• **Exercise task**: Word for word, restate every line of the listing that follows.

* BEGIN *

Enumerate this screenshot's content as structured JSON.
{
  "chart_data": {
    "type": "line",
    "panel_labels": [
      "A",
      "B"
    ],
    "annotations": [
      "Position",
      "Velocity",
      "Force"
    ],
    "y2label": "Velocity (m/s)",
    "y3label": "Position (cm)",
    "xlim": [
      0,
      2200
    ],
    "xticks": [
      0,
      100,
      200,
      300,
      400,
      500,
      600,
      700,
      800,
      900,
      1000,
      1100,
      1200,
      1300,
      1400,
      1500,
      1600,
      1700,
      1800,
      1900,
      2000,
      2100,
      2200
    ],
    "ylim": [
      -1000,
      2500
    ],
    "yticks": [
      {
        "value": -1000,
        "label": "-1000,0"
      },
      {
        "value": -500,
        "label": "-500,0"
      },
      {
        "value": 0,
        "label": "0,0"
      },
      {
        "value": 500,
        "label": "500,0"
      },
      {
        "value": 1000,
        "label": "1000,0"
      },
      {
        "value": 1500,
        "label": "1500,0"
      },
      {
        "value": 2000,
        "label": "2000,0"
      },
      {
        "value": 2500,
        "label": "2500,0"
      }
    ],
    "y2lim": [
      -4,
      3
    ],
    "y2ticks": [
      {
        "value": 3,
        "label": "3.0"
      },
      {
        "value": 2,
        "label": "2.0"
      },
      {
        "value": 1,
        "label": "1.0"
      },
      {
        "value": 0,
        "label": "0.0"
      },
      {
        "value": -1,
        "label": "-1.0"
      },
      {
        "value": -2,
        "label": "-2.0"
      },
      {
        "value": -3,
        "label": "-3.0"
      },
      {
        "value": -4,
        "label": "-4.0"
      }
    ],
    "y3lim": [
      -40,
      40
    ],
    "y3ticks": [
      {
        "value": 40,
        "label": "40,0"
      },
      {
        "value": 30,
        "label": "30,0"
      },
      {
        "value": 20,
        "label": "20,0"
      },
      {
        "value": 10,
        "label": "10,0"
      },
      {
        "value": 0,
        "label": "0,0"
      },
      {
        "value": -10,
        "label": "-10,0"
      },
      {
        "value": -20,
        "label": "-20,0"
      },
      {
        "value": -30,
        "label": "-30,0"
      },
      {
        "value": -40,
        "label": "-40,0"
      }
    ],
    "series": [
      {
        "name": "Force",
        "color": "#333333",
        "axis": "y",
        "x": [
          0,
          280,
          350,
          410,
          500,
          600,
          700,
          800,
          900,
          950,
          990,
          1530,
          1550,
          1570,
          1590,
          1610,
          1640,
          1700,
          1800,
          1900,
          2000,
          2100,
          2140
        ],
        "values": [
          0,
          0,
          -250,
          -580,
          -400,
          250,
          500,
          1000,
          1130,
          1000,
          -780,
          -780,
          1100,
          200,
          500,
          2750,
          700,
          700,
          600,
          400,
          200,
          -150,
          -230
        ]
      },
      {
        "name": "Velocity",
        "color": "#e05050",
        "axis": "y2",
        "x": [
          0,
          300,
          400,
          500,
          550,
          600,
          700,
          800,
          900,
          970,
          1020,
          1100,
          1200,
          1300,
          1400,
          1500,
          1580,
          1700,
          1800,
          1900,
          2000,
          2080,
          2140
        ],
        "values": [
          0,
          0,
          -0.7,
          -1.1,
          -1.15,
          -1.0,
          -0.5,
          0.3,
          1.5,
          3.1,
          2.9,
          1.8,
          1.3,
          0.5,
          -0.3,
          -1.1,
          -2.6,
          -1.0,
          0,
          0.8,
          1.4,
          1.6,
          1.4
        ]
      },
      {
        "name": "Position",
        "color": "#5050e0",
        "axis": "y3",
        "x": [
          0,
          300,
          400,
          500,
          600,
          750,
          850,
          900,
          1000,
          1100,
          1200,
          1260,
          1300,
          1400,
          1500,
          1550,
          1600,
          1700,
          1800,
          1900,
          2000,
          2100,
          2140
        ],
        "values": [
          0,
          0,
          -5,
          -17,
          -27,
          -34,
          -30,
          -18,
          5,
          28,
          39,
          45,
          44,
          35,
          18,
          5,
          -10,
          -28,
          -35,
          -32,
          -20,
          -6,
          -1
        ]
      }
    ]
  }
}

* END *

• **Result of this task**:
Enumerate this screenshot's content as structured JSON.
{
  "chart_data": {
    "type": "line",
    "panel_labels": [
      "A",
      "B"
    ],
    "annotations": [
      "Position",
      "Velocity",
      "Force"
    ],
    "y2label": "Velocity (m/s)",
    "y3label": "Position (cm)",
    "xlim": [
      0,
      2200
    ],
    "xticks": [
      0,
      100,
      200,
      300,
      400,
      500,
      600,
      700,
      800,
      900,
      1000,
      1100,
      1200,
      1300,
      1400,
      1500,
      1600,
      1700,
      1800,
      1900,
      2000,
      2100,
      2200
    ],
    "ylim": [
      -1000,
      2500
    ],
    "yticks": [
      {
        "value": -1000,
        "label": "-1000,0"
      },
      {
        "value": -500,
        "label": "-500,0"
      },
      {
        "value": 0,
        "label": "0,0"
      },
      {
        "value": 500,
        "label": "500,0"
      },
      {
        "value": 1000,
        "label": "1000,0"
      },
      {
        "value": 1500,
        "label": "1500,0"
      },
      {
        "value": 2000,
        "label": "2000,0"
      },
      {
        "value": 2500,
        "label": "2500,0"
      }
    ],
    "y2lim": [
      -4,
      3
    ],
    "y2ticks": [
      {
        "value": 3,
        "label": "3.0"
      },
      {
        "value": 2,
        "label": "2.0"
      },
      {
        "value": 1,
        "label": "1.0"
      },
      {
        "value": 0,
        "label": "0.0"
      },
      {
        "value": -1,
        "label": "-1.0"
      },
      {
        "value": -2,
        "label": "-2.0"
      },
      {
        "value": -3,
        "label": "-3.0"
      },
      {
        "value": -4,
        "label": "-4.0"
      }
    ],
    "y3lim": [
      -40,
      40
    ],
    "y3ticks": [
      {
        "value": 40,
        "label": "40,0"
      },
      {
        "value": 30,
        "label": "30,0"
      },
      {
        "value": 20,
        "label": "20,0"
      },
      {
        "value": 10,
        "label": "10,0"
      },
      {
        "value": 0,
        "label": "0,0"
      },
      {
        "value": -10,
        "label": "-10,0"
      },
      {
        "value": -20,
        "label": "-20,0"
      },
      {
        "value": -30,
        "label": "-30,0"
      },
      {
        "value": -40,
        "label": "-40,0"
      }
    ],
    "series": [
      {
        "name": "Force",
        "color": "#333333",
        "axis": "y",
        "x": [
          0,
          280,
          350,
          410,
          500,
          600,
          700,
          800,
          900,
          950,
          990,
          1530,
          1550,
          1570,
          1590,
          1610,
          1640,
          1700,
          1800,
          1900,
          2000,
          2100,
          2140
        ],
        "values": [
          0,
          0,
          -250,
          -580,
          -400,
          250,
          500,
          1000,
          1130,
          1000,
          -780,
          -780,
          1100,
          200,
          500,
          2750,
          700,
          700,
          600,
          400,
          200,
          -150,
          -230
        ]
      },
      {
        "name": "Velocity",
        "color": "#e05050",
        "axis": "y2",
        "x": [
          0,
          300,
          400,
          500,
          550,
          600,
          700,
          800,
          900,
          970,
          1020,
          1100,
          1200,
          1300,
          1400,
          1500,
          1580,
          1700,
          1800,
          1900,
          2000,
          2080,
          2140
        ],
        "values": [
          0,
          0,
          -0.7,
          -1.1,
          -1.15,
          -1.0,
          -0.5,
          0.3,
          1.5,
          3.1,
          2.9,
          1.8,
          1.3,
          0.5,
          -0.3,
          -1.1,
          -2.6,
          -1.0,
          0,
          0.8,
          1.4,
          1.6,
          1.4
        ]
      },
      {
        "name": "Position",
        "color": "#5050e0",
        "axis": "y3",
        "x": [
          0,
          300,
          400,
          500,
          600,
          750,
          850,
          900,
          1000,
          1100,
          1200,
          1260,
          1300,
          1400,
          1500,
          1550,
          1600,
          1700,
          1800,
          1900,
          2000,
          2100,
          2140
        ],
        "values": [
          0,
          0,
          -5,
          -17,
          -27,
          -34,
          -30,
          -18,
          5,
          28,
          39,
          45,
          44,
          35,
          18,
          5,
          -10,
          -28,
          -35,
          -32,
          -20,
          -6,
          -1
        ]
      }
    ]
  }
}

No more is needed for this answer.